### [WHAT YOU HAVE TO DO]
Without the images, print all the entries below exactly as given.

### [SUPPLIED DATA]
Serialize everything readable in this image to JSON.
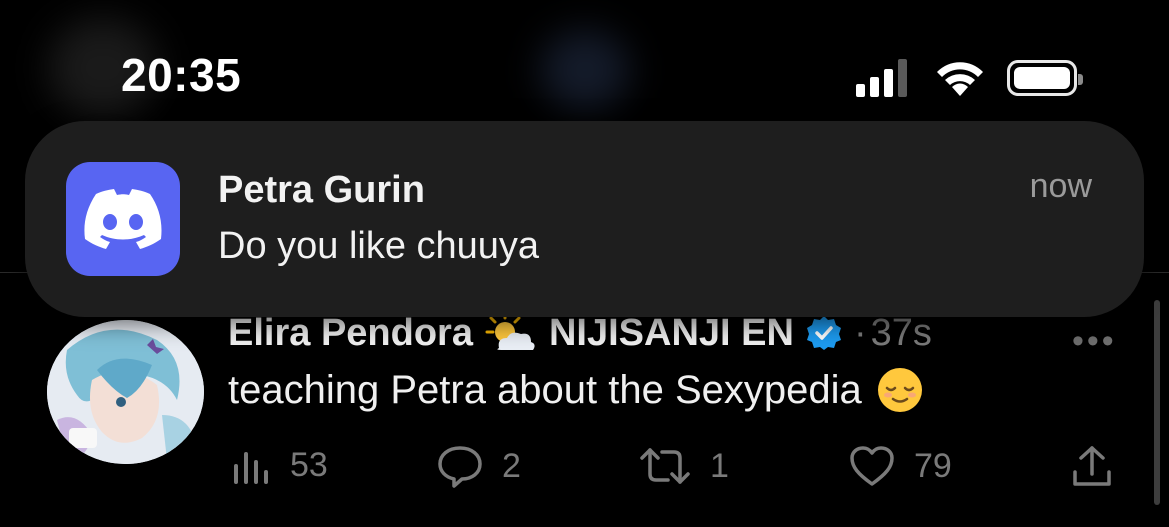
{
  "status_bar": {
    "time": "20:35",
    "signal_bars": 3,
    "signal_bars_total": 4,
    "wifi_icon": "wifi-icon",
    "battery_level": 1.0
  },
  "notification": {
    "app": "Discord",
    "app_icon": "discord-logo-icon",
    "app_color": "#5865f2",
    "title": "Petra Gurin",
    "body": "Do you like chuuya",
    "time": "now"
  },
  "tweet": {
    "display_name": "Elira Pendora",
    "name_emoji": "sun-behind-cloud-emoji",
    "affiliation": "NIJISANJI EN",
    "verified_icon": "verified-badge-icon",
    "separator": "·",
    "time_ago": "37s",
    "more_icon": "more-icon",
    "text": "teaching Petra about the Sexypedia",
    "text_emoji": "relieved-face-emoji",
    "stats": {
      "views": "53",
      "replies": "2",
      "retweets": "1",
      "likes": "79"
    }
  },
  "colors": {
    "background": "#000000",
    "banner": "#1e1e1e",
    "verified": "#1d9bf0",
    "muted_text": "#7a7a7a"
  }
}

### [EXPECTED ANSWER]
Serialize everything readable in this image to JSON.
{
  "status_bar": {
    "time": "20:35",
    "signal_bars": 3,
    "signal_bars_total": 4,
    "wifi_icon": "wifi-icon",
    "battery_level": 1.0
  },
  "notification": {
    "app": "Discord",
    "app_icon": "discord-logo-icon",
    "app_color": "#5865f2",
    "title": "Petra Gurin",
    "body": "Do you like chuuya",
    "time": "now"
  },
  "tweet": {
    "display_name": "Elira Pendora",
    "name_emoji": "sun-behind-cloud-emoji",
    "affiliation": "NIJISANJI EN",
    "verified_icon": "verified-badge-icon",
    "separator": "·",
    "time_ago": "37s",
    "more_icon": "more-icon",
    "text": "teaching Petra about the Sexypedia",
    "text_emoji": "relieved-face-emoji",
    "stats": {
      "views": "53",
      "replies": "2",
      "retweets": "1",
      "likes": "79"
    }
  },
  "colors": {
    "background": "#000000",
    "banner": "#1e1e1e",
    "verified": "#1d9bf0",
    "muted_text": "#7a7a7a"
  }
}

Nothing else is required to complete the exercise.